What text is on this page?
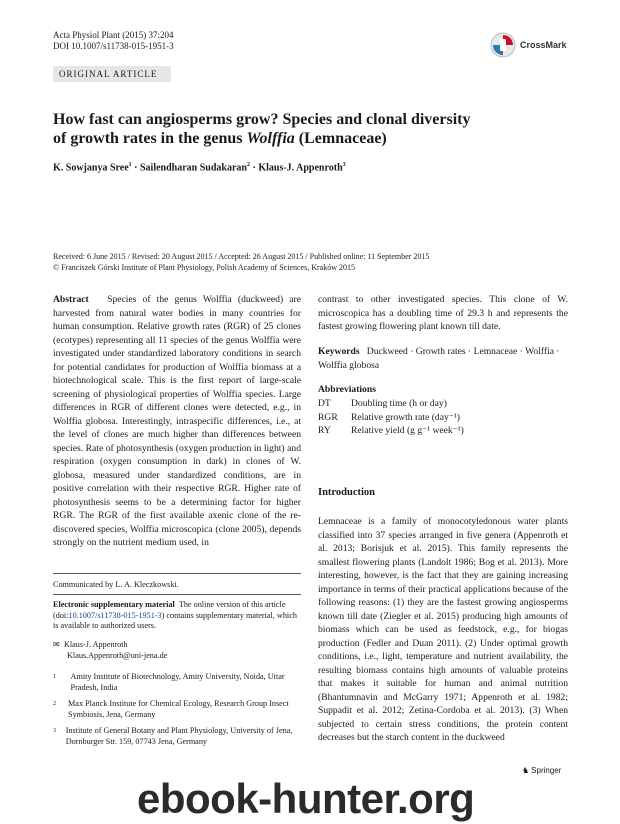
Acta Physiol Plant (2015) 37:204
DOI 10.1007/s11738-015-1951-3	CrossMark
ORIGINAL ARTICLE
How fast can angiosperms grow? Species and clonal diversity
of growth rates in the genus Wolffia (Lemnaceae)
K. Sowjanya Sree$^1$ · Sailendharan Sudakaran$^2$ · Klaus-J. Appenroth$^3$
Received: 6 June 2015 / Revised: 20 August 2015 / Accepted: 26 August 2015 / Published online: 11 September 2015
© Franciszek Górski Institute of Plant Physiology, Polish Academy of Sciences, Kraków 2015
Abstract Species of the genus Wolffia (duckweed) are harvested from natural water bodies in many countries for human consumption. Relative growth rates (RGR) of 25 clones (ecotypes) representing all 11 species of the genus Wolffia were investigated under standardized laboratory conditions in search for potential candidates for production of Wolffia biomass at a biotechnological scale. This is the first report of large-scale screening of physiological properties of Wolffia species. Large differences in RGR of different clones were detected, e.g., in Wolffia globosa. Interestingly, intraspecific differences, i.e., at the level of clones are much higher than differences between species. Rate of photosynthesis (oxygen production in light) and respiration (oxygen consumption in dark) in clones of W. globosa, measured under standardized conditions, are in positive correlation with their respective RGR. Higher rate of photosynthesis seems to be a determining factor for higher RGR. The RGR of the first available axenic clone of the re-discovered species, Wolffia microscopica (clone 2005), depends strongly on the nutrient medium used, in
contrast to other investigated species. This clone of W. microscopica has a doubling time of 29.3 h and represents the fastest growing flowering plant known till date.
Keywords Duckweed · Growth rates · Lemnaceae · Wolffia · Wolffia globosa
Abbreviations
DT	Doubling time (h or day)
RGR	Relative growth rate (day⁻¹)
RY	Relative yield (g g⁻¹ week⁻¹)
Introduction
Lemnaceae is a family of monocotyledonous water plants classified into 37 species arranged in five genera (Appenroth et al. 2013; Borisjuk et al. 2015). This family represents the smallest flowering plants (Landolt 1986; Bog et al. 2013). More interesting, however, is the fact that they are gaining increasing importance in terms of their practical applications because of the following reasons: (1) they are the fastest growing angiosperms known till date (Ziegler et al. 2015) producing high amounts of biomass which can be used as feedstock, e.g., for biogas production (Fedler and Duan 2011). (2) Under optimal growth conditions, i.e., light, temperature and nutrient availability, the resulting biomass contains high amounts of valuable proteins that makes it suitable for human and animal nutrition (Bhantumnavin and McGarry 1971; Appenroth et al. 1982; Suppadit et al. 2012; Zetina-Cordoba et al. 2013). (3) When subjected to certain stress conditions, the protein content decreases but the starch content in the duckweed
Communicated by L. A. Kleczkowski.
Electronic supplementary material The online version of this article (doi:10.1007/s11738-015-1951-3) contains supplementary material, which is available to authorized users.
✉ Klaus-J. Appenroth
Klaus.Appenroth@uni-jena.de
1	Amity Institute of Biotechnology, Amity University, Noida, Uttar Pradesh, India
2	Max Planck Institute for Chemical Ecology, Research Group Insect Symbiosis, Jena, Germany
3	Institute of General Botany and Plant Physiology, University of Jena, Dornburger Str. 159, 07743 Jena, Germany
♞ Springer
ebook-hunter.org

■ **What the task requires**
In the records above, find each line with the string "Physiology" and list it.

■ **Task answer**
© Franciszek Górski Institute of Plant Physiology, Polish Academy of Sciences, Kraków 2015
3	Institute of General Botany and Plant Physiology, University of Jena, Dornburger Str. 159, 07743 Jena, Germany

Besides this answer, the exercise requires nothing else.